Data entries:
----
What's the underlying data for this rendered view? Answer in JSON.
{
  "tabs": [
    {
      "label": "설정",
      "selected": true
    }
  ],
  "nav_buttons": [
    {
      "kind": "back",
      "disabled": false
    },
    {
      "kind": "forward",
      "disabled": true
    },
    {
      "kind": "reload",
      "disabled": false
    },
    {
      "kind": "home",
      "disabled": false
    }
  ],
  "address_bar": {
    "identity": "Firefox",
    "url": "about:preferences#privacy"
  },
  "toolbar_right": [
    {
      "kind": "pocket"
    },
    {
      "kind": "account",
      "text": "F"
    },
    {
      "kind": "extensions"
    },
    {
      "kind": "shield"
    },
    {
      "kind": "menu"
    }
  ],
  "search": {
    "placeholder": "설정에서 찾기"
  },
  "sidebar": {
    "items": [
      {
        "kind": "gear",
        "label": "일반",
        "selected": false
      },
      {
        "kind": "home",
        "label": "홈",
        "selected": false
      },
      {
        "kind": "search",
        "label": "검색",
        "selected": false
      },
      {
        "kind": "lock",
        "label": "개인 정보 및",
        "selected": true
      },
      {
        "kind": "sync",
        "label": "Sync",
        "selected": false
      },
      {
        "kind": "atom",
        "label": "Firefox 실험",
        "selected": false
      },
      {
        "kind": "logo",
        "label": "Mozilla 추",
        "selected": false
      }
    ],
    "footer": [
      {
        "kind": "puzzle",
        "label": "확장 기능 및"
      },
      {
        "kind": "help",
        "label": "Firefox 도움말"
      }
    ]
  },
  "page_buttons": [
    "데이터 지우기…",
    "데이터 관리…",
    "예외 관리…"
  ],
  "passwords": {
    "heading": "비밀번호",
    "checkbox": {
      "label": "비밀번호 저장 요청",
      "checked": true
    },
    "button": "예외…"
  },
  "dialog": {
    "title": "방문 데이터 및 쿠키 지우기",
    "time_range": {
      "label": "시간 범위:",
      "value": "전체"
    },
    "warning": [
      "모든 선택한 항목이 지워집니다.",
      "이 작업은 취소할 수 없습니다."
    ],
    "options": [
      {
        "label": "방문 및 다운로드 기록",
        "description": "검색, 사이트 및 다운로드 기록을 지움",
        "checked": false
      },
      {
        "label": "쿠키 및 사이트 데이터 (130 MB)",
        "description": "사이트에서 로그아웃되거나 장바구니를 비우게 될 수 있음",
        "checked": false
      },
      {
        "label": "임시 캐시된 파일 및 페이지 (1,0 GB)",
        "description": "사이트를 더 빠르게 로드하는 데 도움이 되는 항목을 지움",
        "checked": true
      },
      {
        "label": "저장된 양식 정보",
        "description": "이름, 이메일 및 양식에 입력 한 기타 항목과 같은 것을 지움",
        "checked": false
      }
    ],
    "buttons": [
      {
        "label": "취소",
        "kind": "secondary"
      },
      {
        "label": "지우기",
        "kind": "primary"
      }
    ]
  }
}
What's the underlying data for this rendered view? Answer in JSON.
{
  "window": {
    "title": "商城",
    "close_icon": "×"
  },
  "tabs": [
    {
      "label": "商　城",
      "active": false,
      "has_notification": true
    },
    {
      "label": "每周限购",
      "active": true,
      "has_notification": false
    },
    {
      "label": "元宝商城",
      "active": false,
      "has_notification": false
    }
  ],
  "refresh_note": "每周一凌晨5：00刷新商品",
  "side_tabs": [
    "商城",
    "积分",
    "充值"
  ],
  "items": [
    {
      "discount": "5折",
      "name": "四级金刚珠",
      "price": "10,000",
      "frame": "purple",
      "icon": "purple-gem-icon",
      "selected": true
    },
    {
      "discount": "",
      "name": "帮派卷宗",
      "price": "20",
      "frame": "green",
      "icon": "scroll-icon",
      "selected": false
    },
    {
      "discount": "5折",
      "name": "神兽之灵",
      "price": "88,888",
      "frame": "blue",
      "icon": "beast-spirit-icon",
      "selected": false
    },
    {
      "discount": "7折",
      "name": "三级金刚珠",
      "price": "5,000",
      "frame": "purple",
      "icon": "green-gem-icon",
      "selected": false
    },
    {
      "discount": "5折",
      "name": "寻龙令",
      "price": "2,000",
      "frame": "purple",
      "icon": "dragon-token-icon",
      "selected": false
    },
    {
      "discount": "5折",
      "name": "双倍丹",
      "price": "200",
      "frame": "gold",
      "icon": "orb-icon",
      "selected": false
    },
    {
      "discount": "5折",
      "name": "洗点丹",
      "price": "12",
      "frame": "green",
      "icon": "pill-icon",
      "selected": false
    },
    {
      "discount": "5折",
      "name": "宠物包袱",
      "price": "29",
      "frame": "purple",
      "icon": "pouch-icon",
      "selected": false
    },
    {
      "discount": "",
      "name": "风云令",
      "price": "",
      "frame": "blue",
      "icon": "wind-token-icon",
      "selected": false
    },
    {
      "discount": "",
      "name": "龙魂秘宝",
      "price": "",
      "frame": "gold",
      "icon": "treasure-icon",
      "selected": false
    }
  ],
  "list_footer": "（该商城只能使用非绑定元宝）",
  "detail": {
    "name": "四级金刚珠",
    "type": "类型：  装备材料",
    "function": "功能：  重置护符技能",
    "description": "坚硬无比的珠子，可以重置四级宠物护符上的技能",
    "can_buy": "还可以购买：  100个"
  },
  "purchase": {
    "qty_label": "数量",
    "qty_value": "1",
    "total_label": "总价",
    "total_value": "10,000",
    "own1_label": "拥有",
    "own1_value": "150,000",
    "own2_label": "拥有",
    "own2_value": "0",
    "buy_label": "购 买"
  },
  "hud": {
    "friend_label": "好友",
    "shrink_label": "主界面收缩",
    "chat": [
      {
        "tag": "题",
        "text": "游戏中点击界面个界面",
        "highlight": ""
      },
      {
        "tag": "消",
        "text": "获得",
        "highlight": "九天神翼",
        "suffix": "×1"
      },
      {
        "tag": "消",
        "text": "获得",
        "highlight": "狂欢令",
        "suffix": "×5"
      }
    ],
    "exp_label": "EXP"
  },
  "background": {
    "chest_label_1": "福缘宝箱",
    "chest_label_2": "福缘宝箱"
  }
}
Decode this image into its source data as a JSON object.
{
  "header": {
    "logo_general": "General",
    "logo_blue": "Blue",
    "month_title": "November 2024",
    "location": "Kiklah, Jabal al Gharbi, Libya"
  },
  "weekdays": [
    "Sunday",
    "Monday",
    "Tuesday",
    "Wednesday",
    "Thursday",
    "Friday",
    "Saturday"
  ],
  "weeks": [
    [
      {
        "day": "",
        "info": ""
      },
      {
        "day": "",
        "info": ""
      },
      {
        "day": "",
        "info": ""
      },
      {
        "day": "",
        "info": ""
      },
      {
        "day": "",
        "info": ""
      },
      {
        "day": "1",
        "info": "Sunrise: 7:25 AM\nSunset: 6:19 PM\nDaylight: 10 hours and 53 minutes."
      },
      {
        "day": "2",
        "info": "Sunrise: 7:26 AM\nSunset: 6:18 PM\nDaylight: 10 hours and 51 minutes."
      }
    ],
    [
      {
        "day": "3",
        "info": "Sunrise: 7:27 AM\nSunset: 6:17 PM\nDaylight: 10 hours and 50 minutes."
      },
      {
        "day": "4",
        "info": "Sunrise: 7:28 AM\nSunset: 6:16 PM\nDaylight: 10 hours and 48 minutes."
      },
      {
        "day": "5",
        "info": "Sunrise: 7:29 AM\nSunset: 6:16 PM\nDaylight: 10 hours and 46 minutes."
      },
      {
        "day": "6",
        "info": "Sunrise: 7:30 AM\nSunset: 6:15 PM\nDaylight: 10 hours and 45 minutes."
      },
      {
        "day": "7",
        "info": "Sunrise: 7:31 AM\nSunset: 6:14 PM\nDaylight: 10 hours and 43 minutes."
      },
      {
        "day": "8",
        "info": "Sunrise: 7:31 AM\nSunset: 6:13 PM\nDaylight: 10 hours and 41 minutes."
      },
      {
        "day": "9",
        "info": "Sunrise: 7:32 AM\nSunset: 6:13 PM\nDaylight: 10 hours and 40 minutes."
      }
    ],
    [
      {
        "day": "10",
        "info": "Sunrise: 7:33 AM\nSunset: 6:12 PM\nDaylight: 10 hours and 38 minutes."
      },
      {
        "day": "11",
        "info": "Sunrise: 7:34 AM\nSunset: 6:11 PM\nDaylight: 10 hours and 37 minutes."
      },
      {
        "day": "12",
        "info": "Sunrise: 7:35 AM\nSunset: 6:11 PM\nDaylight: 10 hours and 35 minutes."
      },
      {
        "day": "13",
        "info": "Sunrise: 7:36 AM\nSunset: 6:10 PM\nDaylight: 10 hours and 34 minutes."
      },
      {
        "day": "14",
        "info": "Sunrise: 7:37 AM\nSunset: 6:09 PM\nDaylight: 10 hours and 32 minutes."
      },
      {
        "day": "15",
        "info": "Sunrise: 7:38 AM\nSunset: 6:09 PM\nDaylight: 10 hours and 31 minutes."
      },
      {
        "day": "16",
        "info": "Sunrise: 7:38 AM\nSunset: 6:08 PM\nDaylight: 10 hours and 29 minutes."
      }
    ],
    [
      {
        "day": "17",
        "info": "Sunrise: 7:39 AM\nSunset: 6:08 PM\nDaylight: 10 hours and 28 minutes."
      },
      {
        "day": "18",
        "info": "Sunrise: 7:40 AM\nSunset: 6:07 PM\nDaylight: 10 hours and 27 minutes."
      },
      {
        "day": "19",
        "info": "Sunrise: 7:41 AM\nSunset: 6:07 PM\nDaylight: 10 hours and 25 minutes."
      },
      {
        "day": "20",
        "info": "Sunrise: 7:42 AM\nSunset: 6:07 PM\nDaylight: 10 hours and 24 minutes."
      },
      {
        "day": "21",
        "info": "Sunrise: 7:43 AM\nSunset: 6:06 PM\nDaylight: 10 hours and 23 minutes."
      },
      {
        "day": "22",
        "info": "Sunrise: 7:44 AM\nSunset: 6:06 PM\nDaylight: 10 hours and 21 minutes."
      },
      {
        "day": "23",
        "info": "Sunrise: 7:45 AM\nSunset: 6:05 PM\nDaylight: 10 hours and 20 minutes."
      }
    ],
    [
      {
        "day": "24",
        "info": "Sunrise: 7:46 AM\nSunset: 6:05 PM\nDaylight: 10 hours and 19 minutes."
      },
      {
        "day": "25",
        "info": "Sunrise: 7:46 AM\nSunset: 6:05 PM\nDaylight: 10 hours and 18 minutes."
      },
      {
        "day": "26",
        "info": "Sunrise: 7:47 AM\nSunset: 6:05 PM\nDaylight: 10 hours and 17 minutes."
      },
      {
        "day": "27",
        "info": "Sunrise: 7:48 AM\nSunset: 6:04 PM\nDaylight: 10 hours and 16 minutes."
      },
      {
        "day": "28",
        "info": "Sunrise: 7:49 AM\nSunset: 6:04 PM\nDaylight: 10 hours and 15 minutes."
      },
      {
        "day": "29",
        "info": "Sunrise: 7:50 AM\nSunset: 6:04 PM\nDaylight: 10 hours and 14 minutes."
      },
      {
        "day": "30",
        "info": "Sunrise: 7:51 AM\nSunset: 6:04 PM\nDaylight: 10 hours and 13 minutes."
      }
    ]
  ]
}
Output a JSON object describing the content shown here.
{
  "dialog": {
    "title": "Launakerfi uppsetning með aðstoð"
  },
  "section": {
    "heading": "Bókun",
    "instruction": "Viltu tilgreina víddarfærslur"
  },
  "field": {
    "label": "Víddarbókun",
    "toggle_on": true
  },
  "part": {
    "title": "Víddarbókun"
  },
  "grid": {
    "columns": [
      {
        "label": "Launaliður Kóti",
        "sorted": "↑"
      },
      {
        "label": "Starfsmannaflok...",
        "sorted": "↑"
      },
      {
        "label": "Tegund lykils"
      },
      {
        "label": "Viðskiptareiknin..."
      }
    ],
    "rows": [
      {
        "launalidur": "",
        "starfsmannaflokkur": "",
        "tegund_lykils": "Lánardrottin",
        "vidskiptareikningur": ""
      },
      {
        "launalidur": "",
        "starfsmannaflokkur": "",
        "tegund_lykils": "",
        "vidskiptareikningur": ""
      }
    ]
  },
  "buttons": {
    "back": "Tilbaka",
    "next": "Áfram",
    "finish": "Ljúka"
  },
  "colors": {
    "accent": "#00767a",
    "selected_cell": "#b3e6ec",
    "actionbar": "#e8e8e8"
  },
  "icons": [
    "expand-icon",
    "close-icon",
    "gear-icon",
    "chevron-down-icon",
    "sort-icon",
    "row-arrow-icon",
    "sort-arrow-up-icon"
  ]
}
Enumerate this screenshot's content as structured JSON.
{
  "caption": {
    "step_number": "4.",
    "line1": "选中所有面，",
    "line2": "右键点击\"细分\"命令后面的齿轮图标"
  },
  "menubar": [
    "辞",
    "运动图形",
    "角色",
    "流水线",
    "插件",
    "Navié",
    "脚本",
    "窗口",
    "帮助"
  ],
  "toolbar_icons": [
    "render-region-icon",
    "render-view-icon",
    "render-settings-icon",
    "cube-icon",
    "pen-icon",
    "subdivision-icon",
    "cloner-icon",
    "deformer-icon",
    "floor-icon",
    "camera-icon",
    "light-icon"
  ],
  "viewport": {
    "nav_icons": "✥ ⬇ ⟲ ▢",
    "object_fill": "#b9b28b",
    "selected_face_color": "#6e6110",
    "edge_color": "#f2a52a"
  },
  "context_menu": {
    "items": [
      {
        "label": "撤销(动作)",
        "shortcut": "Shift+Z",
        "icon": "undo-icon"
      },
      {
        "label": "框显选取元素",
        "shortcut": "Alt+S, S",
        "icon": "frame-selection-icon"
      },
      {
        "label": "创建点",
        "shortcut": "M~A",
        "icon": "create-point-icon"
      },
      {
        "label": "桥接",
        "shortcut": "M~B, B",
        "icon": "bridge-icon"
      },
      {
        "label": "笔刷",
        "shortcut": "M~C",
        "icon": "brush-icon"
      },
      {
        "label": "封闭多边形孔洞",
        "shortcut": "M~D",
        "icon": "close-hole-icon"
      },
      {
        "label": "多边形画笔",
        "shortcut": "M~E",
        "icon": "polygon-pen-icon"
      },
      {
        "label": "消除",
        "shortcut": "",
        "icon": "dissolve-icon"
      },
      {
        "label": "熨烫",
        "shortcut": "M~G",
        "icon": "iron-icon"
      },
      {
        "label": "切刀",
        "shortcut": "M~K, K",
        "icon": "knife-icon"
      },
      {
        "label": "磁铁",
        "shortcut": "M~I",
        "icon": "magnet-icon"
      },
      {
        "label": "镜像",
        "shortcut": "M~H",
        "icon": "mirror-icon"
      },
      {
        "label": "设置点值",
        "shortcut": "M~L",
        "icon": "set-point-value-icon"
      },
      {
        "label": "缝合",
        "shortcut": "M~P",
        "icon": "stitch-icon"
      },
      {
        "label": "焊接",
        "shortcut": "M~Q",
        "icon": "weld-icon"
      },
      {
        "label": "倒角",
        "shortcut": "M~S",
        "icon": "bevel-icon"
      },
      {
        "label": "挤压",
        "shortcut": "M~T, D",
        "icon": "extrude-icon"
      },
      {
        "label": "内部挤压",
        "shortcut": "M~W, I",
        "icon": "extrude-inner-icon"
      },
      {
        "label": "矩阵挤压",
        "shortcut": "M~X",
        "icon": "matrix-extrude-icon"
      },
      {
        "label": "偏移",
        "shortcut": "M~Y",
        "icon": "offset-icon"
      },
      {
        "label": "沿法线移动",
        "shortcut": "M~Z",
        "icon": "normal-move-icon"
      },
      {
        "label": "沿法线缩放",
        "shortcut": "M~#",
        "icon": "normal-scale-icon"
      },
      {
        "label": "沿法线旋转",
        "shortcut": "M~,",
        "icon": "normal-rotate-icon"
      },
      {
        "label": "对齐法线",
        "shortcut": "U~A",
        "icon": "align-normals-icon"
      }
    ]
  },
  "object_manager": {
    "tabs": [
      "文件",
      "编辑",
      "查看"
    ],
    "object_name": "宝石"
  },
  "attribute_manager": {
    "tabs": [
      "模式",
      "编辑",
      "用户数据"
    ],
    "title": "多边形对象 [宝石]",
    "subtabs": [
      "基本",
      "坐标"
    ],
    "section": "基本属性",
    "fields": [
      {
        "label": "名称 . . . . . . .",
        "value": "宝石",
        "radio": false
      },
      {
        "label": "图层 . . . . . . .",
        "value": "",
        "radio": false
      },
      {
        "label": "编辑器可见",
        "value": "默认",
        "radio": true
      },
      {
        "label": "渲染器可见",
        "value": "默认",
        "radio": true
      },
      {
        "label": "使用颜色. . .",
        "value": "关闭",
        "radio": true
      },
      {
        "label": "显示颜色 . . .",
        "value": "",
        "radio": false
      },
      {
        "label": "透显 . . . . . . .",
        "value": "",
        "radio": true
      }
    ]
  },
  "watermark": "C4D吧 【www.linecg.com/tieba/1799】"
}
----
— What to do —
Identify how many lines in the entries above include the string "this", then state that number alone.

— The response —
4